• RECORDS TO PROCESS
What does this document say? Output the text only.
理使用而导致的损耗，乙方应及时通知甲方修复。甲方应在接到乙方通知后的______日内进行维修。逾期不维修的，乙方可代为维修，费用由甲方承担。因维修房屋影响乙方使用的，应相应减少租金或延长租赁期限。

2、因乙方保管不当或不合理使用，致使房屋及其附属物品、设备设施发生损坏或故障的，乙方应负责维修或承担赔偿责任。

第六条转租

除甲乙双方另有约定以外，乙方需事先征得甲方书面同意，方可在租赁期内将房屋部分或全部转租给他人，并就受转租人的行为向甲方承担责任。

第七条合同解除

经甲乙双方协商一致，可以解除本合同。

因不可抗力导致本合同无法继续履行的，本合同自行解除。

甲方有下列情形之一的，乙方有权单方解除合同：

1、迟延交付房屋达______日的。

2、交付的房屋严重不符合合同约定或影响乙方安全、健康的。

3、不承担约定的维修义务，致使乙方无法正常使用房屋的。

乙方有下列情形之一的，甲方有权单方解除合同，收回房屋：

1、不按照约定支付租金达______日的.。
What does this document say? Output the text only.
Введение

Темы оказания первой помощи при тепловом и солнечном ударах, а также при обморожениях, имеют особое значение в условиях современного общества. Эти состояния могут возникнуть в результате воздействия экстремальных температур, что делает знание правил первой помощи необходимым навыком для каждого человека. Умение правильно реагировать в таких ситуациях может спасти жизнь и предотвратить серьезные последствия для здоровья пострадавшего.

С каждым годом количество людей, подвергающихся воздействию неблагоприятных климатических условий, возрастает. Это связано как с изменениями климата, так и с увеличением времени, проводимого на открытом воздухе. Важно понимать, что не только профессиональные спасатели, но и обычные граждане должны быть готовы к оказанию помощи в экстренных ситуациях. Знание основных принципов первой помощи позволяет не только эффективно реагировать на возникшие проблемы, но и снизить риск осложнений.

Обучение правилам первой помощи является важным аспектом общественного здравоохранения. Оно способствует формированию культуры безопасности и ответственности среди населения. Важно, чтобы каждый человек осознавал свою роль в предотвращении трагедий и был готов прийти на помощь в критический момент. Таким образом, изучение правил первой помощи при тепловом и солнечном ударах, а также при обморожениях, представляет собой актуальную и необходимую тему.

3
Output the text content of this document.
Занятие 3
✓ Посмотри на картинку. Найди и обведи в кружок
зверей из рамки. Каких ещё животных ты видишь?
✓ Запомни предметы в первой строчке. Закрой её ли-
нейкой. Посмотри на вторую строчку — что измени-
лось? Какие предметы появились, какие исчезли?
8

• TASK PROMPT
Print all of the entries again, exactly as written.

• REPLY TO THE TASK
What does this document say? Output the text only.
理使用而导致的损耗，乙方应及时通知甲方修复。甲方应在接到乙方通知后的______日内进行维修。逾期不维修的，乙方可代为维修，费用由甲方承担。因维修房屋影响乙方使用的，应相应减少租金或延长租赁期限。

2、因乙方保管不当或不合理使用，致使房屋及其附属物品、设备设施发生损坏或故障的，乙方应负责维修或承担赔偿责任。

第六条转租

除甲乙双方另有约定以外，乙方需事先征得甲方书面同意，方可在租赁期内将房屋部分或全部转租给他人，并就受转租人的行为向甲方承担责任。

第七条合同解除

经甲乙双方协商一致，可以解除本合同。

因不可抗力导致本合同无法继续履行的，本合同自行解除。

甲方有下列情形之一的，乙方有权单方解除合同：

1、迟延交付房屋达______日的。

2、交付的房屋严重不符合合同约定或影响乙方安全、健康的。

3、不承担约定的维修义务，致使乙方无法正常使用房屋的。

乙方有下列情形之一的，甲方有权单方解除合同，收回房屋：

1、不按照约定支付租金达______日的.。
What does this document say? Output the text only.
Введение

Темы оказания первой помощи при тепловом и солнечном ударах, а также при обморожениях, имеют особое значение в условиях современного общества. Эти состояния могут возникнуть в результате воздействия экстремальных температур, что делает знание правил первой помощи необходимым навыком для каждого человека. Умение правильно реагировать в таких ситуациях может спасти жизнь и предотвратить серьезные последствия для здоровья пострадавшего.

С каждым годом количество людей, подвергающихся воздействию неблагоприятных климатических условий, возрастает. Это связано как с изменениями климата, так и с увеличением времени, проводимого на открытом воздухе. Важно понимать, что не только профессиональные спасатели, но и обычные граждане должны быть готовы к оказанию помощи в экстренных ситуациях. Знание основных принципов первой помощи позволяет не только эффективно реагировать на возникшие проблемы, но и снизить риск осложнений.

Обучение правилам первой помощи является важным аспектом общественного здравоохранения. Оно способствует формированию культуры безопасности и ответственности среди населения. Важно, чтобы каждый человек осознавал свою роль в предотвращении трагедий и был готов прийти на помощь в критический момент. Таким образом, изучение правил первой помощи при тепловом и солнечном ударах, а также при обморожениях, представляет собой актуальную и необходимую тему.

3
Output the text content of this document.
Занятие 3
✓ Посмотри на картинку. Найди и обведи в кружок
зверей из рамки. Каких ещё животных ты видишь?
✓ Запомни предметы в первой строчке. Закрой её ли-
нейкой. Посмотри на вторую строчку — что измени-
лось? Какие предметы появились, какие исчезли?
8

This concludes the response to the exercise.